(Raw records)
☆ ☆ ☆

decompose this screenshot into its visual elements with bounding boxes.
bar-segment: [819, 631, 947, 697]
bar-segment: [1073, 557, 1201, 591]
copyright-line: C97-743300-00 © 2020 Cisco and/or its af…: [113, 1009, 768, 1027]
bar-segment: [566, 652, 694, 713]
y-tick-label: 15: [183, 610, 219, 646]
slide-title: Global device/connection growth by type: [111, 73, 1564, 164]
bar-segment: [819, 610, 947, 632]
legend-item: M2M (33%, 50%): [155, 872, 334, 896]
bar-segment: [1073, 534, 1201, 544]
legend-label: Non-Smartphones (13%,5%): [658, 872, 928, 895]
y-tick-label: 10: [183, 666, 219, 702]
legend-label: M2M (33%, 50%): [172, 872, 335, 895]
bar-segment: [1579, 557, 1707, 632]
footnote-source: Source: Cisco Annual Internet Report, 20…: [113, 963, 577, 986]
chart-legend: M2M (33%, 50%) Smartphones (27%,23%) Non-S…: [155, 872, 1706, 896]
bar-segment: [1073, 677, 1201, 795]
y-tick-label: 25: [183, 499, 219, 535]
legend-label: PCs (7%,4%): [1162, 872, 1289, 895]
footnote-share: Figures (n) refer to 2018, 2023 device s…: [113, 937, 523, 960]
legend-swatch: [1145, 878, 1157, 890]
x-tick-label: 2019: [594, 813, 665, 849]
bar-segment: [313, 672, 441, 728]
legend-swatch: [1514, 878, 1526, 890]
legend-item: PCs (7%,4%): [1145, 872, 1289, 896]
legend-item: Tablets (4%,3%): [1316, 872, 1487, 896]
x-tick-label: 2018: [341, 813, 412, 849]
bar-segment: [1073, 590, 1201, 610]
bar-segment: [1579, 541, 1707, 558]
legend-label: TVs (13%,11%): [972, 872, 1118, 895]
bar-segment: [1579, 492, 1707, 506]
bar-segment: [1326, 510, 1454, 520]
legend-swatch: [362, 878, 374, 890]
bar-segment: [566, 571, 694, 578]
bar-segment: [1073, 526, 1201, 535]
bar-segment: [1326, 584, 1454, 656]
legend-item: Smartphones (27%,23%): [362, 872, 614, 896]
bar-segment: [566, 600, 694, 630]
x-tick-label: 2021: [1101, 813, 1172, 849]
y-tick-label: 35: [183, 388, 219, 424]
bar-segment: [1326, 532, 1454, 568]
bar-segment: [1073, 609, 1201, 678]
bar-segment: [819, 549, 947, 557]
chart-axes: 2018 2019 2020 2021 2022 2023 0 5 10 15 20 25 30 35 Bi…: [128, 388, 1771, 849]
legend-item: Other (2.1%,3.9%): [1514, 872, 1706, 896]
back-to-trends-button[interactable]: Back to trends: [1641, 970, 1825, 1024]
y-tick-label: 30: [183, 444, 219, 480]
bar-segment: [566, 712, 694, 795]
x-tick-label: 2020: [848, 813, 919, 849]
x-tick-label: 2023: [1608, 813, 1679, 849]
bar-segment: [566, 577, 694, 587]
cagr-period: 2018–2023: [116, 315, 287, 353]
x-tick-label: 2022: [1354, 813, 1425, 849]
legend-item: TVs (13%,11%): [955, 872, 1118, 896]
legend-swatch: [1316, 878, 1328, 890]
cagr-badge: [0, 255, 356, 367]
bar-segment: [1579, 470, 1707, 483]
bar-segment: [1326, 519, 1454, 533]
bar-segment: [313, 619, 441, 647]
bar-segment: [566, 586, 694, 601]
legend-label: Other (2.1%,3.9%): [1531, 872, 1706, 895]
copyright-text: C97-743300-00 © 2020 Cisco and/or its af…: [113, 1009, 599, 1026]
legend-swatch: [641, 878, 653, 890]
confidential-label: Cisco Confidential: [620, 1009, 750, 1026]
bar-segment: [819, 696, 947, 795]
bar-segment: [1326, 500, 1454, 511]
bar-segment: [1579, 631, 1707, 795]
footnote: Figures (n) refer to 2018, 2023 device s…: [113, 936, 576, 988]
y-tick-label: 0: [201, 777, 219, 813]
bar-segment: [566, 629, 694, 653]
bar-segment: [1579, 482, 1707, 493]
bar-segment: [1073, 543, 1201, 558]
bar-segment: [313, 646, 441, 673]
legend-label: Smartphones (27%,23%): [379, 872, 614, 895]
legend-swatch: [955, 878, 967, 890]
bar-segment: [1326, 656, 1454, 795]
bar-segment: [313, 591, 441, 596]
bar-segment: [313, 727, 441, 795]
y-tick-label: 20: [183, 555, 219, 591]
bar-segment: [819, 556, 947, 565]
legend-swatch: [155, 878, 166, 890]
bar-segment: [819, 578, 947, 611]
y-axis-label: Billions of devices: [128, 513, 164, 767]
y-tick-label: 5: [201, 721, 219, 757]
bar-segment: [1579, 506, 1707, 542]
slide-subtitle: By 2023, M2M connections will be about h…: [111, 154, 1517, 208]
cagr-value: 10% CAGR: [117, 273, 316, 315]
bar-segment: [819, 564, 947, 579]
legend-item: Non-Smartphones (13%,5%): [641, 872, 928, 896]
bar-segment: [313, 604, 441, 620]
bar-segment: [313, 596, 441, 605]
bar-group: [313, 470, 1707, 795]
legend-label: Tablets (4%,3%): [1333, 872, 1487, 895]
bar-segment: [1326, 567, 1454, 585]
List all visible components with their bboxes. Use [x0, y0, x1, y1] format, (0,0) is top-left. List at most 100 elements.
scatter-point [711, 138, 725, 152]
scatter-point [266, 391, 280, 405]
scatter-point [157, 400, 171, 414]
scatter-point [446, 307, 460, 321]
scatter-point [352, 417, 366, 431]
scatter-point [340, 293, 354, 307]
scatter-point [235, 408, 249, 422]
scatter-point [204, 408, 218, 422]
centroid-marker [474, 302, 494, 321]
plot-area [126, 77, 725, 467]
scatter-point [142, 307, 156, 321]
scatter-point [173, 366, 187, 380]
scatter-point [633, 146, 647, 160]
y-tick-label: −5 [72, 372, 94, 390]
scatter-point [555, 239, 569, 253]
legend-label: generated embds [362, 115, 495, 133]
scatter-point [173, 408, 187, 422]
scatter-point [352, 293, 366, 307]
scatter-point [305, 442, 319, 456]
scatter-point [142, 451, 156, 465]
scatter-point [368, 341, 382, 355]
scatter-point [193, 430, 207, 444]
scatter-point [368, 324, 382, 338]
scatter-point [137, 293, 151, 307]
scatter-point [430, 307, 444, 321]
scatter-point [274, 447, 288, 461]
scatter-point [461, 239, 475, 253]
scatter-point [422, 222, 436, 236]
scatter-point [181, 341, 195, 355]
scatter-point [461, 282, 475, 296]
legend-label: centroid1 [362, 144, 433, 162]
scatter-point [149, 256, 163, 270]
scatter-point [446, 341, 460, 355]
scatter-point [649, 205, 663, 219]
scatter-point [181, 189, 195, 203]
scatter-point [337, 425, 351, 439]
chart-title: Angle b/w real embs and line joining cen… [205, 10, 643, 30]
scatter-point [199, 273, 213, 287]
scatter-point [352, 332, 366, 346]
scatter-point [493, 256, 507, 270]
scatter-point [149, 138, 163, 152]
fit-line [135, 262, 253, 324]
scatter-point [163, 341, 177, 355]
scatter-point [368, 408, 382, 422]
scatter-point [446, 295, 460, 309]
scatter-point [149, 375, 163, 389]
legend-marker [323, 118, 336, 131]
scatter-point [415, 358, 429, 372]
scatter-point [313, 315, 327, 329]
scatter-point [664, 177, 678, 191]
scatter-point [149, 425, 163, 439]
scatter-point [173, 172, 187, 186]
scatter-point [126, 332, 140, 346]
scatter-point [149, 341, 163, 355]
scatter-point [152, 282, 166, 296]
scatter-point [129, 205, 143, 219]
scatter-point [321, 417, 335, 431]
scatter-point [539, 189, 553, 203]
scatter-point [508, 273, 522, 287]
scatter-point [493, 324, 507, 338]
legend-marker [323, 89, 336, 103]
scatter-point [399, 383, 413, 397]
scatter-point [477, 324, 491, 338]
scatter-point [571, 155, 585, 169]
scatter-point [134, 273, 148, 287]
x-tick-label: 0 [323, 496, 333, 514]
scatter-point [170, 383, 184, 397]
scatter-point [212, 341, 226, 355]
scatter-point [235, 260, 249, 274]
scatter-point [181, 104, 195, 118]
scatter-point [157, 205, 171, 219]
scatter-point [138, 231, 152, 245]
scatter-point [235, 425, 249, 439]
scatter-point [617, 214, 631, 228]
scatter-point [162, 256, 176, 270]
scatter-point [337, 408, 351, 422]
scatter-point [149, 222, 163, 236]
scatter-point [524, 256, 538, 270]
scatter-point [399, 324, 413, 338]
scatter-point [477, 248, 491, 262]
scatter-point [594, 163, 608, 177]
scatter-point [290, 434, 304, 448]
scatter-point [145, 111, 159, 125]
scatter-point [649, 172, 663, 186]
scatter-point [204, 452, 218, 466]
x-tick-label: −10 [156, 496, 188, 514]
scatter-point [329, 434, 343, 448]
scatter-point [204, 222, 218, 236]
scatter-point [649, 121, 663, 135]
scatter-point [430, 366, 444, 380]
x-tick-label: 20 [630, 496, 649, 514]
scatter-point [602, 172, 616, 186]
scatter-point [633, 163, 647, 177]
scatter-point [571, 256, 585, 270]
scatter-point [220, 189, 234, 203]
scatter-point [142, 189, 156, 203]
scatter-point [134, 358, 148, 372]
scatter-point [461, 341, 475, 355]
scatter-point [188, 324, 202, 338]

☆ ☆ ☆

Work to complete >> Copy the records word for word, beginning with the first line and continuing through the line that contains "bar-segment: [566, 600, 694, 630]", with both of those lines included.

Expected answer >>
decompose this screenshot into its visual elements with bounding boxes.
bar-segment: [819, 631, 947, 697]
bar-segment: [1073, 557, 1201, 591]
copyright-line: C97-743300-00 © 2020 Cisco and/or its af…: [113, 1009, 768, 1027]
bar-segment: [566, 652, 694, 713]
y-tick-label: 15: [183, 610, 219, 646]
slide-title: Global device/connection growth by type: [111, 73, 1564, 164]
bar-segment: [819, 610, 947, 632]
legend-item: M2M (33%, 50%): [155, 872, 334, 896]
bar-segment: [1073, 534, 1201, 544]
legend-label: Non-Smartphones (13%,5%): [658, 872, 928, 895]
y-tick-label: 10: [183, 666, 219, 702]
legend-label: M2M (33%, 50%): [172, 872, 335, 895]
bar-segment: [1579, 557, 1707, 632]
footnote-source: Source: Cisco Annual Internet Report, 20…: [113, 963, 577, 986]
chart-legend: M2M (33%, 50%) Smartphones (27%,23%) Non-S…: [155, 872, 1706, 896]
bar-segment: [1073, 677, 1201, 795]
y-tick-label: 25: [183, 499, 219, 535]
legend-label: PCs (7%,4%): [1162, 872, 1289, 895]
footnote-share: Figures (n) refer to 2018, 2023 device s…: [113, 937, 523, 960]
legend-swatch: [1145, 878, 1157, 890]
x-tick-label: 2019: [594, 813, 665, 849]
bar-segment: [313, 672, 441, 728]
legend-swatch: [1514, 878, 1526, 890]
legend-item: PCs (7%,4%): [1145, 872, 1289, 896]
legend-item: Tablets (4%,3%): [1316, 872, 1487, 896]
x-tick-label: 2018: [341, 813, 412, 849]
bar-segment: [1073, 590, 1201, 610]
bar-segment: [1579, 541, 1707, 558]
legend-label: TVs (13%,11%): [972, 872, 1118, 895]
bar-segment: [1579, 492, 1707, 506]
bar-segment: [1326, 510, 1454, 520]
legend-swatch: [362, 878, 374, 890]
bar-segment: [566, 571, 694, 578]
bar-segment: [1073, 526, 1201, 535]
bar-segment: [1326, 584, 1454, 656]
legend-item: Smartphones (27%,23%): [362, 872, 614, 896]
bar-segment: [566, 600, 694, 630]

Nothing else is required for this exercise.